* [Short exercise]
Count how many lines hold the string "bancs", and give only that number.

* [Supplied information]
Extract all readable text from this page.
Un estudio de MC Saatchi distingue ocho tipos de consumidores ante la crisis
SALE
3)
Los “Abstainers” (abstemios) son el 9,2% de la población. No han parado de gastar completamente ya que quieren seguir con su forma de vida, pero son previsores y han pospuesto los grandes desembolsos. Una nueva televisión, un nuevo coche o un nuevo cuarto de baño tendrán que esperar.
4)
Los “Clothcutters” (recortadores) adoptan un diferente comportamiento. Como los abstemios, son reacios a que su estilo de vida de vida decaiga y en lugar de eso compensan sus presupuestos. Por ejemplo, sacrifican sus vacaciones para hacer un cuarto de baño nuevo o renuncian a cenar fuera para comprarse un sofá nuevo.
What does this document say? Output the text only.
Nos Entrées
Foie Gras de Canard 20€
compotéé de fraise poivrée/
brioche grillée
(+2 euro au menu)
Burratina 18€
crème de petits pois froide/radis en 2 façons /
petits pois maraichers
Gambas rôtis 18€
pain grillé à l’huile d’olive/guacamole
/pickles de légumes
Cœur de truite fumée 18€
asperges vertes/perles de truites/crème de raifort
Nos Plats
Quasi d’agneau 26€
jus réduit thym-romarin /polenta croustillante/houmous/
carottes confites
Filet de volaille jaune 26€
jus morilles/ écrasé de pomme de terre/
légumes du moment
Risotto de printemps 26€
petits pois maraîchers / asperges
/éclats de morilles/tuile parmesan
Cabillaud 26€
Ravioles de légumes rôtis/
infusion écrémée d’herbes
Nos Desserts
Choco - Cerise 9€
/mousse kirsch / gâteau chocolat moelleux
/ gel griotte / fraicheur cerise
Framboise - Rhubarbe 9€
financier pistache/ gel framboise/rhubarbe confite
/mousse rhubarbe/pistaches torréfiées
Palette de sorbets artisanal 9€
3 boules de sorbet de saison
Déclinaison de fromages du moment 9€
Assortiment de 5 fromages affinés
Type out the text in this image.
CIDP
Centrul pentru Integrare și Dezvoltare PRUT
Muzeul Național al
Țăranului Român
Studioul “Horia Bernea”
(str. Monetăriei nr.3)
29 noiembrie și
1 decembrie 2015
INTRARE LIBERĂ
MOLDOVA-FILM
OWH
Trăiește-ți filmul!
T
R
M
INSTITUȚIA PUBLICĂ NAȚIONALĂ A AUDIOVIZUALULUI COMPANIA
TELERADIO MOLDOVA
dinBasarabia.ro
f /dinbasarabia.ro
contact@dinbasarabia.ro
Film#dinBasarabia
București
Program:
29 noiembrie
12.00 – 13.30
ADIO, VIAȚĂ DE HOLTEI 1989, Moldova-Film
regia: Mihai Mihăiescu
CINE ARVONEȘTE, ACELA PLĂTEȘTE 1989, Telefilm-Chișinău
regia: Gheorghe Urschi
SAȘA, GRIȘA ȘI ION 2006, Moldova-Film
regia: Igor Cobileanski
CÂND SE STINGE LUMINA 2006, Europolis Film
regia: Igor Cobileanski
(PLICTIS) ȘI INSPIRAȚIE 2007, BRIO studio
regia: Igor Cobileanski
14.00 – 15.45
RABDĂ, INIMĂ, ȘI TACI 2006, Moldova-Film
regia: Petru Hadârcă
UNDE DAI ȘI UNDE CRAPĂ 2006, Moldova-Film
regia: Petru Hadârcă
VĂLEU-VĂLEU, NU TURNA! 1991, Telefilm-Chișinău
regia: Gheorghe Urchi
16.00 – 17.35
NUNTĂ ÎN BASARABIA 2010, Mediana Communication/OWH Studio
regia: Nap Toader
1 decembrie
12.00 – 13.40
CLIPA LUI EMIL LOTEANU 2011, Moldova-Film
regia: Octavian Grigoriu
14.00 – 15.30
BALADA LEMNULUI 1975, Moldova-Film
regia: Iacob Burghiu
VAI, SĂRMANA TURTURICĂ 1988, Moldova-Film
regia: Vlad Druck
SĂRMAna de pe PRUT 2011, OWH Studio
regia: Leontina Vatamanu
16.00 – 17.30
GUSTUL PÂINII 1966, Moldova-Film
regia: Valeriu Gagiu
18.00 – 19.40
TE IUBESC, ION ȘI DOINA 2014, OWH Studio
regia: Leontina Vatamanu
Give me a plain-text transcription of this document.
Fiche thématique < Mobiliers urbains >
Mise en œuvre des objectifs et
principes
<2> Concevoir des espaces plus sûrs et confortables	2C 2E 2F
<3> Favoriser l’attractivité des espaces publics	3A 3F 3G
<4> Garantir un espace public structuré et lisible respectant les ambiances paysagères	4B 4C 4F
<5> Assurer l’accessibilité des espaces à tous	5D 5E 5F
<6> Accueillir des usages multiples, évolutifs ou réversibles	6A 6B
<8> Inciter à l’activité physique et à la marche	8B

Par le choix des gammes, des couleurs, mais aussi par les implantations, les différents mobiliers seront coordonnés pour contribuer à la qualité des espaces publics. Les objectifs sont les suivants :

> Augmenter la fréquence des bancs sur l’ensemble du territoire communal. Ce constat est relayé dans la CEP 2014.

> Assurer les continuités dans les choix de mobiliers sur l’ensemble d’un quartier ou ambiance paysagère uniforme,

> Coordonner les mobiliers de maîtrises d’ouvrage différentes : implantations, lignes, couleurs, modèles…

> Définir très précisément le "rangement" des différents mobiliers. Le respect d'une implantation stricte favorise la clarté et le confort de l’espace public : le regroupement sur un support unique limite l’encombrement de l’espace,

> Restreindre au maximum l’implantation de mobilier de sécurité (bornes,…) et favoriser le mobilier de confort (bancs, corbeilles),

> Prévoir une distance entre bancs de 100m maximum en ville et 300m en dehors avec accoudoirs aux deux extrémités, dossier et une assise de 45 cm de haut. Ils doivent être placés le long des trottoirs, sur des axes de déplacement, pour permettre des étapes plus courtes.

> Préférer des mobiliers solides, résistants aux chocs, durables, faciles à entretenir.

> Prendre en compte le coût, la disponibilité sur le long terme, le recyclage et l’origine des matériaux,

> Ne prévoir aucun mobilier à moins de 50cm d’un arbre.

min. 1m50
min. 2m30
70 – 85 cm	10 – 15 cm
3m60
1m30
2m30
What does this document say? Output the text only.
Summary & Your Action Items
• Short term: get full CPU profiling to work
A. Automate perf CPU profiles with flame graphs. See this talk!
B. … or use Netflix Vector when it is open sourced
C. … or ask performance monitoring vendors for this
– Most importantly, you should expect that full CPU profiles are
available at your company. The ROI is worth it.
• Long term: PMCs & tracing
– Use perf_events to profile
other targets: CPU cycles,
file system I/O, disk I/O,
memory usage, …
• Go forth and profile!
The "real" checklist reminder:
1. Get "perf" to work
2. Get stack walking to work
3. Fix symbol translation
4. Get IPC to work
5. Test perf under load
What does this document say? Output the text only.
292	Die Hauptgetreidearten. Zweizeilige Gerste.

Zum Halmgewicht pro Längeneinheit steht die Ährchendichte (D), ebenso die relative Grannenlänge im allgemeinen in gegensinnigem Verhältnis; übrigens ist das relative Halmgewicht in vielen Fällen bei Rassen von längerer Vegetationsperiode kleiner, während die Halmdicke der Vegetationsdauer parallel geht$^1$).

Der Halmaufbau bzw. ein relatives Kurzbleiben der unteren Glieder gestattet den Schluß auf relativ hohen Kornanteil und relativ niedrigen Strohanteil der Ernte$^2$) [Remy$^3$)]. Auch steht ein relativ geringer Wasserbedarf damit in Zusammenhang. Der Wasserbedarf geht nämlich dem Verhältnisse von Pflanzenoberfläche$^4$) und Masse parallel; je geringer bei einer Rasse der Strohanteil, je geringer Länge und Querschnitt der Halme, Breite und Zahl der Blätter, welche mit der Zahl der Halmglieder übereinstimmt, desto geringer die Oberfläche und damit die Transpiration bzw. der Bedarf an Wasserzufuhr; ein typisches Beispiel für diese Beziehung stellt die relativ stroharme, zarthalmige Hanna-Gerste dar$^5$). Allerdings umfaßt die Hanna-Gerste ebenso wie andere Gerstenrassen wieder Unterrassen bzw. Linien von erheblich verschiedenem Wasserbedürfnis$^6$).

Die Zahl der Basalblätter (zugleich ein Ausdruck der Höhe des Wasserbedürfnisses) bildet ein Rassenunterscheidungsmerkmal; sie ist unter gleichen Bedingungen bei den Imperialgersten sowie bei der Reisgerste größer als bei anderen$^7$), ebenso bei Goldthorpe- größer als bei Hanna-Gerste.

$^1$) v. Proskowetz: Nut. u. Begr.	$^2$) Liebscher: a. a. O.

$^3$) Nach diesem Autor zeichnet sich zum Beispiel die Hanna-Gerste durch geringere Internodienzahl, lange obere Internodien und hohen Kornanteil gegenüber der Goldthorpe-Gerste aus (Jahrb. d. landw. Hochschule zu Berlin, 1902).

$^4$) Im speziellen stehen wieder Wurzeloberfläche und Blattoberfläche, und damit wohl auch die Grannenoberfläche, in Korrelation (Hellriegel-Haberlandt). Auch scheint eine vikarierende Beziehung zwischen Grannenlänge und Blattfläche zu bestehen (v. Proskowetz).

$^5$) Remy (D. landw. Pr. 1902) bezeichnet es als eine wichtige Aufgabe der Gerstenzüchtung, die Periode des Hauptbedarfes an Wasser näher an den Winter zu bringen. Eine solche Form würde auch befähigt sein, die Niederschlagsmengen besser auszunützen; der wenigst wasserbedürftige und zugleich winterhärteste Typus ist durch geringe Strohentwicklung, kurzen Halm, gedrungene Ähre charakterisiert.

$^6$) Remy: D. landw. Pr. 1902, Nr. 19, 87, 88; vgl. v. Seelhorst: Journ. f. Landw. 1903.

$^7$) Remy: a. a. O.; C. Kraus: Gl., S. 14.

* [Solution]
3